To be done :: Look for "height" in each line of the entries, and return the matching lines.

Input data ::
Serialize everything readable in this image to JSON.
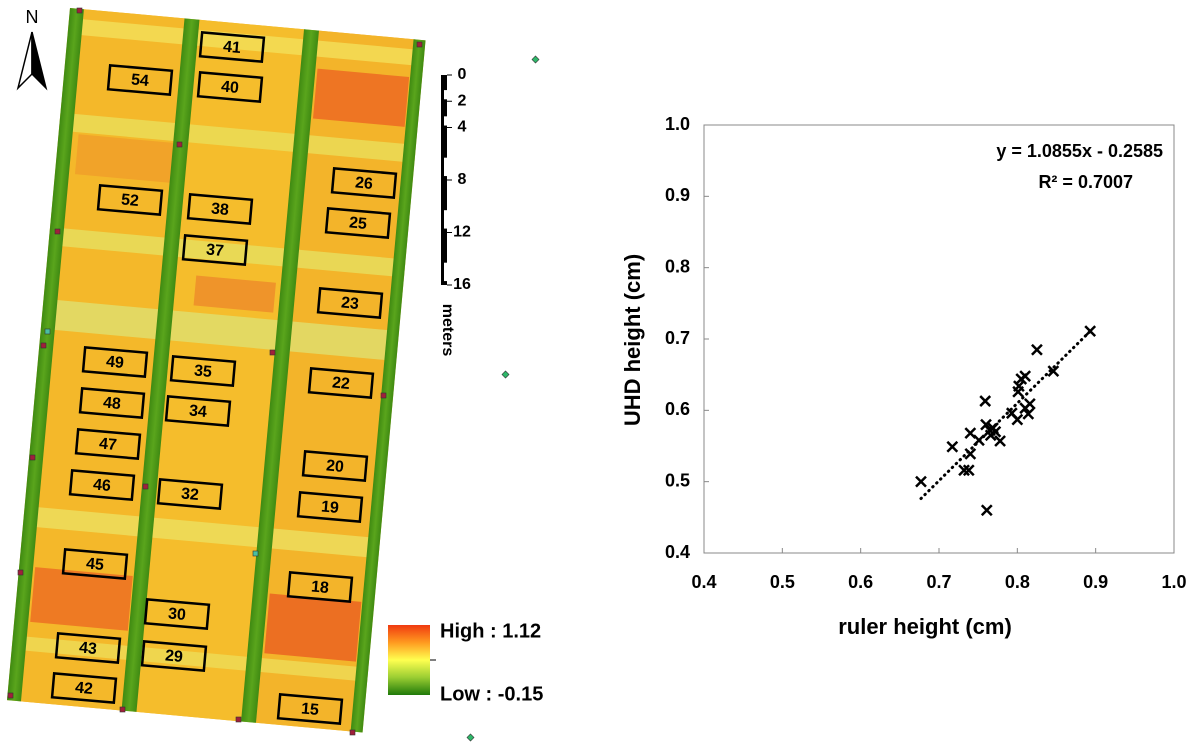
{
  "map": {
    "north": "N",
    "plots": [
      "41",
      "54",
      "40",
      "52",
      "38",
      "26",
      "37",
      "25",
      "23",
      "49",
      "35",
      "22",
      "48",
      "34",
      "47",
      "20",
      "46",
      "32",
      "19",
      "45",
      "18",
      "30",
      "43",
      "29",
      "42",
      "15"
    ],
    "scale_bar": {
      "ticks": [
        0,
        2,
        4,
        8,
        12,
        16
      ],
      "unit": "meters"
    },
    "legend": {
      "high": "High : 1.12",
      "low": "Low : -0.15"
    }
  },
  "chart_data": {
    "type": "scatter",
    "x_label": "ruler height (cm)",
    "y_label": "UHD height (cm)",
    "x": [
      0.677,
      0.717,
      0.74,
      0.732,
      0.738,
      0.74,
      0.751,
      0.76,
      0.759,
      0.761,
      0.769,
      0.772,
      0.766,
      0.765,
      0.778,
      0.793,
      0.8,
      0.802,
      0.805,
      0.81,
      0.81,
      0.816,
      0.814,
      0.801,
      0.825,
      0.846,
      0.893
    ],
    "values": [
      0.5,
      0.549,
      0.568,
      0.516,
      0.516,
      0.539,
      0.558,
      0.58,
      0.613,
      0.46,
      0.575,
      0.57,
      0.565,
      0.572,
      0.557,
      0.596,
      0.587,
      0.634,
      0.644,
      0.648,
      0.603,
      0.609,
      0.595,
      0.626,
      0.685,
      0.655,
      0.711
    ],
    "color": "#000000",
    "trendline": {
      "label": "y = 1.0855x - 0.2585",
      "slope": 1.0855,
      "intercept": -0.2585,
      "r2_label": "R² = 0.7007"
    },
    "xlim": [
      0.4,
      1.0
    ],
    "ylim": [
      0.4,
      1.0
    ],
    "xticks": [
      0.4,
      0.5,
      0.6,
      0.7,
      0.8,
      0.9,
      {
        "value": 1.0,
        "label": "1.0"
      }
    ],
    "yticks": [
      0.4,
      0.5,
      0.6,
      0.7,
      0.8,
      0.9,
      {
        "value": 1.0,
        "label": "1.0"
      }
    ],
    "grid": false
  }
}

Worked solution ::
    "x_label": "ruler height (cm)",
    "y_label": "UHD height (cm)",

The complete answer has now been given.